▶ Task details
Select all lines holding the word "this" from the entries that follow.

▶ Extracted records
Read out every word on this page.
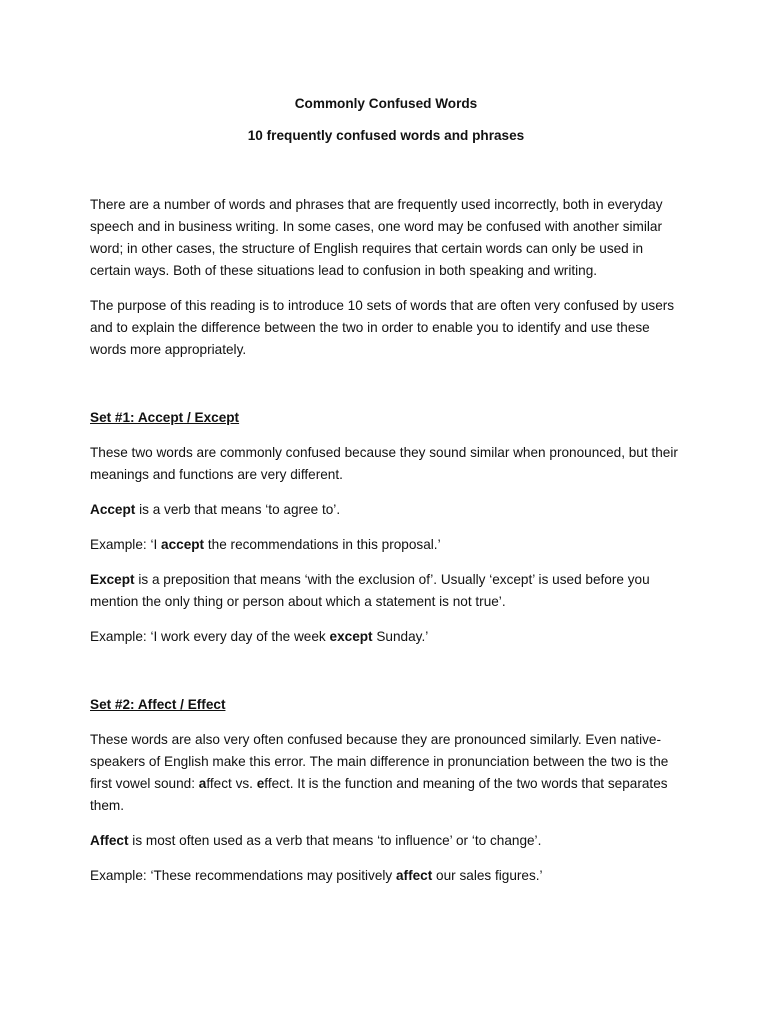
Commonly Confused Words
10 frequently confused words and phrases

There are a number of words and phrases that are frequently used incorrectly, both in everyday speech and in business writing. In some cases, one word may be confused with another similar word; in other cases, the structure of English requires that certain words can only be used in certain ways. Both of these situations lead to confusion in both speaking and writing.

The purpose of this reading is to introduce 10 sets of words that are often very confused by users and to explain the difference between the two in order to enable you to identify and use these words more appropriately.

Set #1: Accept / Except

These two words are commonly confused because they sound similar when pronounced, but their meanings and functions are very different.

Accept is a verb that means ‘to agree to’.

Example: ‘I accept the recommendations in this proposal.’

Except is a preposition that means ‘with the exclusion of’. Usually ‘except’ is used before you mention the only thing or person about which a statement is not true’.

Example: ‘I work every day of the week except Sunday.’

Set #2: Affect / Effect

These words are also very often confused because they are pronounced similarly. Even native-speakers of English make this error. The main difference in pronunciation between the two is the first vowel sound: affect vs. effect. It is the function and meaning of the two words that separates them.

Affect is most often used as a verb that means ‘to influence’ or ‘to change’.

Example: ‘These recommendations may positively affect our sales figures.’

▶ Answer to the problem
Read out every word on this page.
The purpose of this reading is to introduce 10 sets of words that are often very confused by users and to explain the difference between the two in order to enable you to identify and use these words more appropriately.
Example: ‘I accept the recommendations in this proposal.’
These words are also very often confused because they are pronounced similarly. Even native-speakers of English make this error. The main difference in pronunciation between the two is the first vowel sound: affect vs. effect. It is the function and meaning of the two words that separates them.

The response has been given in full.